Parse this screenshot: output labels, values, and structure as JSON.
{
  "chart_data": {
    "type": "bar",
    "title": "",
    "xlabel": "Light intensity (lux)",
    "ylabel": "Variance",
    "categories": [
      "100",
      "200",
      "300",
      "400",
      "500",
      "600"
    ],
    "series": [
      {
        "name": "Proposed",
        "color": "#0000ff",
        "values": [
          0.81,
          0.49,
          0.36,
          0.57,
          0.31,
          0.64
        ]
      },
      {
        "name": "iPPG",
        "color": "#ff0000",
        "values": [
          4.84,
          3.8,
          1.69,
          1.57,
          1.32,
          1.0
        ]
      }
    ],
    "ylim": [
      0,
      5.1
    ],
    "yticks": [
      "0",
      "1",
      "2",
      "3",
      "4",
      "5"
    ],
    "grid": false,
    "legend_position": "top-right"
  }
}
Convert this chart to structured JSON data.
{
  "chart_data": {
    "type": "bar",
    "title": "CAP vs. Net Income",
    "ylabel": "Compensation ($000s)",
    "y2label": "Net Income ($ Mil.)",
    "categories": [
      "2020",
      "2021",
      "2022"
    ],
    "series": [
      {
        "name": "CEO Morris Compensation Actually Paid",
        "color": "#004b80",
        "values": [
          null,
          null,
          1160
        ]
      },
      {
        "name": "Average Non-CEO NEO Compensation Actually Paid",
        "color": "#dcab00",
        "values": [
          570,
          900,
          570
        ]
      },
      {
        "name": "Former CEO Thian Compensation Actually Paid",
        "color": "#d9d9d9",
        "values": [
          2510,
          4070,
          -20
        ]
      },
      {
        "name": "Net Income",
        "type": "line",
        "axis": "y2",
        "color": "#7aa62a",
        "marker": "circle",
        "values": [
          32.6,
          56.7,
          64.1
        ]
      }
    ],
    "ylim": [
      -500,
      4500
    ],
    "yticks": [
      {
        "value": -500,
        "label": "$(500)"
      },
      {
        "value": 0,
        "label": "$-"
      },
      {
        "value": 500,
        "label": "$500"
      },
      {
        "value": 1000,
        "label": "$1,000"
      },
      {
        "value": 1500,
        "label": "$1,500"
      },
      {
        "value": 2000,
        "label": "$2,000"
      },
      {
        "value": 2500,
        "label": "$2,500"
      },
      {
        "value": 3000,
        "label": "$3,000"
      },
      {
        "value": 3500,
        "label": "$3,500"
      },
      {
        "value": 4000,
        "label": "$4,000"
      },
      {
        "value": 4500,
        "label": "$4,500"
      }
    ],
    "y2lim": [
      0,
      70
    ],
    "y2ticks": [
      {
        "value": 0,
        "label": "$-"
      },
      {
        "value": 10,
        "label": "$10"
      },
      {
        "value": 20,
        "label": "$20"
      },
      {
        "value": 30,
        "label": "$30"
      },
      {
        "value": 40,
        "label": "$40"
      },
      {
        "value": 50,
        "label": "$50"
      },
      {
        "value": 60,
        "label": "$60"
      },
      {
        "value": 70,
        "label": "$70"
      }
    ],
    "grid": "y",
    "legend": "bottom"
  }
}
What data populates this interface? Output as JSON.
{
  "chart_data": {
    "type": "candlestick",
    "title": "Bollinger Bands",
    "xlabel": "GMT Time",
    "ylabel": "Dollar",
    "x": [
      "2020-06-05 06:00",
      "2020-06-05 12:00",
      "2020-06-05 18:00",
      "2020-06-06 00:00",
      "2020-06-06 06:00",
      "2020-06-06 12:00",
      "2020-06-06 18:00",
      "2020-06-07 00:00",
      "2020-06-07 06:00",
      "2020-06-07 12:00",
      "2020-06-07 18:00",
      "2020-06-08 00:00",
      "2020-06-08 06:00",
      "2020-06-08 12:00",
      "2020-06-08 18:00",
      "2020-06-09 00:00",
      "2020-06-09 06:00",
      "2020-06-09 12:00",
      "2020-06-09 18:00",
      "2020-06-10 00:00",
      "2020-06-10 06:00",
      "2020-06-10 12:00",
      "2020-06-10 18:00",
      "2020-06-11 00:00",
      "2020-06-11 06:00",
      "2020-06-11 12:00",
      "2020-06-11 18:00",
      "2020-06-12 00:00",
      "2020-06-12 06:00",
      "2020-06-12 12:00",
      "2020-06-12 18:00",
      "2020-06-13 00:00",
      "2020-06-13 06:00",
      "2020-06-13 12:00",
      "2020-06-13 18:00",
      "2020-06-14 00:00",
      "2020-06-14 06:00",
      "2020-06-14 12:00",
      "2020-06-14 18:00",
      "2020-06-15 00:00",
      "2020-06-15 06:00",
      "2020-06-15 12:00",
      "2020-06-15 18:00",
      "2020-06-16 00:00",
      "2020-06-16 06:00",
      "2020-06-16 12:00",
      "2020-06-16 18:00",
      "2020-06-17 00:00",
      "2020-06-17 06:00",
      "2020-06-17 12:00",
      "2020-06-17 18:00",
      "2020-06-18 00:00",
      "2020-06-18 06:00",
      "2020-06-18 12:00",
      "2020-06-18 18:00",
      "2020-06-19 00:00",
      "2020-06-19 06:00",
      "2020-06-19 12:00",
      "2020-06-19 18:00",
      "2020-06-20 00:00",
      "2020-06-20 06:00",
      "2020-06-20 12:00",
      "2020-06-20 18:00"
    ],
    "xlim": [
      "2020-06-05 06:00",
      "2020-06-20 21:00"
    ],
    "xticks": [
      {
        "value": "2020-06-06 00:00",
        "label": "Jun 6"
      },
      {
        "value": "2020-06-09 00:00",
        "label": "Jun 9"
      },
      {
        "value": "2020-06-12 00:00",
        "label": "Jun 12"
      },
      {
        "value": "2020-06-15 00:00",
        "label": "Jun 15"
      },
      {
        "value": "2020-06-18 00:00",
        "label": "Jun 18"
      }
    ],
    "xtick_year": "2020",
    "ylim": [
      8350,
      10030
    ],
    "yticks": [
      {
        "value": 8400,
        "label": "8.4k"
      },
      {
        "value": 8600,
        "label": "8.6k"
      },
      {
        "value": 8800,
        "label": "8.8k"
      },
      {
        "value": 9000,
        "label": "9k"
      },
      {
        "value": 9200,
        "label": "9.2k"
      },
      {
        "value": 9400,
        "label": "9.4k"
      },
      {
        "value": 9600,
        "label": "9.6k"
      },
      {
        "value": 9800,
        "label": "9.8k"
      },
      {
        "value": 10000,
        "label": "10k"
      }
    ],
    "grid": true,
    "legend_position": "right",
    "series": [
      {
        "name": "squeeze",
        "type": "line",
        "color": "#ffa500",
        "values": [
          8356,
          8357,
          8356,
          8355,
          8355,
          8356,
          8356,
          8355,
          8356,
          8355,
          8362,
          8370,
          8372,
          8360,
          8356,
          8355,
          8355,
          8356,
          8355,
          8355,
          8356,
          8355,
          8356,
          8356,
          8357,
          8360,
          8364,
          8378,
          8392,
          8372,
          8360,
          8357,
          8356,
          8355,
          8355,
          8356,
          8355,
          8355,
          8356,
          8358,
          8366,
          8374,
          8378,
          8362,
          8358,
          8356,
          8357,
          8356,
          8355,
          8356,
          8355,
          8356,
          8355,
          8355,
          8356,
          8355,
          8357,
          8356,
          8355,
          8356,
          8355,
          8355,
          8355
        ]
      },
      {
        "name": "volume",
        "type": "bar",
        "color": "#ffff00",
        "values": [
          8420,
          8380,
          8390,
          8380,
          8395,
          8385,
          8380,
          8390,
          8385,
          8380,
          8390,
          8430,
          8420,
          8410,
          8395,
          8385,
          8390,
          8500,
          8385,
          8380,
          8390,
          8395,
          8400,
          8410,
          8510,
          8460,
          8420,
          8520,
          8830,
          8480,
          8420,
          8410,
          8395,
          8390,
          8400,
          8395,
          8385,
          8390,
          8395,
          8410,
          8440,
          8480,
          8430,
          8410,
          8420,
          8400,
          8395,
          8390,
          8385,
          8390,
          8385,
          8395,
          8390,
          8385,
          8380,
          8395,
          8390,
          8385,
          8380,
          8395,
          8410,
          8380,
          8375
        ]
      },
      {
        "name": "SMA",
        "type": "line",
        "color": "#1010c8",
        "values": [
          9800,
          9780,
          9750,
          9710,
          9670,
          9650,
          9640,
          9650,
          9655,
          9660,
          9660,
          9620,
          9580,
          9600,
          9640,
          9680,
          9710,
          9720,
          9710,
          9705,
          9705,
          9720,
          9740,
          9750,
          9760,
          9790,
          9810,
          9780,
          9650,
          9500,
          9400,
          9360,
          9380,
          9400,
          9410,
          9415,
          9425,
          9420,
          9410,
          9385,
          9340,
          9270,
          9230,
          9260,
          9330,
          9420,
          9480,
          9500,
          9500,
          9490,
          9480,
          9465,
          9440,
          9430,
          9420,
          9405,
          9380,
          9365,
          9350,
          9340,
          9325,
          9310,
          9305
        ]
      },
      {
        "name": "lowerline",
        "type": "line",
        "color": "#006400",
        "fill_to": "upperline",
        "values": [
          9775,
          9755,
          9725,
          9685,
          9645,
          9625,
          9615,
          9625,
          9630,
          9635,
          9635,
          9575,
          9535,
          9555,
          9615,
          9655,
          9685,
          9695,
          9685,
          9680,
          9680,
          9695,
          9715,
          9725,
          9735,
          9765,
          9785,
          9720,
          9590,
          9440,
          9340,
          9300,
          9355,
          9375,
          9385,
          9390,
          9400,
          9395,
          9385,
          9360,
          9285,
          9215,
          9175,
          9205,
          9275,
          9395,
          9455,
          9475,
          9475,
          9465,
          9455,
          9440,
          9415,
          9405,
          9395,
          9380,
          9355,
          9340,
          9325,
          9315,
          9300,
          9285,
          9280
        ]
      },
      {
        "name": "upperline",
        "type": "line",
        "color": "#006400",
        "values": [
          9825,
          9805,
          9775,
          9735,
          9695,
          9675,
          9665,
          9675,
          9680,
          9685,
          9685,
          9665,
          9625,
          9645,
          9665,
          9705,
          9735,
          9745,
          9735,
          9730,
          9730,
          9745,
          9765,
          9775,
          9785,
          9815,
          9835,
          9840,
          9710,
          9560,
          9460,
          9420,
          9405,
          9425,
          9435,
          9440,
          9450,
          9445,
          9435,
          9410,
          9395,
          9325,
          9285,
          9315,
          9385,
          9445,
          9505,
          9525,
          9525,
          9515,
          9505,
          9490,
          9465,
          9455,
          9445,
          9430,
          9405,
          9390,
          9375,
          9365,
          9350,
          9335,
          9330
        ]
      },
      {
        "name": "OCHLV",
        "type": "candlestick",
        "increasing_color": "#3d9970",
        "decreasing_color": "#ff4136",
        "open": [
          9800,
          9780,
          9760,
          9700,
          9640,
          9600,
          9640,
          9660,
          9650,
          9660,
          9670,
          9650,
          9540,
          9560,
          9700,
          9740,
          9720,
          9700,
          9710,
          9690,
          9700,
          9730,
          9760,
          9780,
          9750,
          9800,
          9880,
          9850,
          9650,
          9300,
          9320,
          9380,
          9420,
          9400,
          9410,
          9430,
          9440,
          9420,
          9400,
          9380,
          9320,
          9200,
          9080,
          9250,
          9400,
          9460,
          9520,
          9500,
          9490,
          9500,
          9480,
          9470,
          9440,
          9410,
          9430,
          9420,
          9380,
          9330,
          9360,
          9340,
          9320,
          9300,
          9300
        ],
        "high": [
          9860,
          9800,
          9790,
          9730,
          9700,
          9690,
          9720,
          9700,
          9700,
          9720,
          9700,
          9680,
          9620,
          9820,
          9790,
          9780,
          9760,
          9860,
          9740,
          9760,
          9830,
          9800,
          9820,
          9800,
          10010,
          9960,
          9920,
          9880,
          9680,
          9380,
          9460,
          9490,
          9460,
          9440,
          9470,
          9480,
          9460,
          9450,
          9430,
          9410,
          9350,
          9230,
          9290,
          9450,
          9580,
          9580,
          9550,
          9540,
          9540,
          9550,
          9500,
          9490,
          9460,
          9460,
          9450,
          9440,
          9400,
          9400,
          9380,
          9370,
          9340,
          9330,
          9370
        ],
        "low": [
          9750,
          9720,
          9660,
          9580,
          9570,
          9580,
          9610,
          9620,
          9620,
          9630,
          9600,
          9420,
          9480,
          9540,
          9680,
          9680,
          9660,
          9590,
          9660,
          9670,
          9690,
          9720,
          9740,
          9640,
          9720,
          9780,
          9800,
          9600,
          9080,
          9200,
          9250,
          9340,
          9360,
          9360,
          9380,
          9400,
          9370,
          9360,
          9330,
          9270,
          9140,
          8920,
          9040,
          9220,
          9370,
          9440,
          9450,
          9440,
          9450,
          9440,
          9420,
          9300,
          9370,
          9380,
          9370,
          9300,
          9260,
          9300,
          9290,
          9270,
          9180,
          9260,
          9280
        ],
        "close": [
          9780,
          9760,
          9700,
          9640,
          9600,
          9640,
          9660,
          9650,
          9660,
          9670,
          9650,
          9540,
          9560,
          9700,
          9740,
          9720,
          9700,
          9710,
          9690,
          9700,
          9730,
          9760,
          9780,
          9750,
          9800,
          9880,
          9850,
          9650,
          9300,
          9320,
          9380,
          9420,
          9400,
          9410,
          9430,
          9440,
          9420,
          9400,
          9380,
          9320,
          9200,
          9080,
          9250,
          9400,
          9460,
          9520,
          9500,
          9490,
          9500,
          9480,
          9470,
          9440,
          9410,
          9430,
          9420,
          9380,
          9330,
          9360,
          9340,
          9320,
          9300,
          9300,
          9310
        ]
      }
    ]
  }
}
....
Requirements:
Which lines of the data above contain "Income"? Copy each one.

Finished task:
    "title": "CAP vs. Net Income",
    "y2label": "Net Income ($ Mil.)",
        "name": "Net Income",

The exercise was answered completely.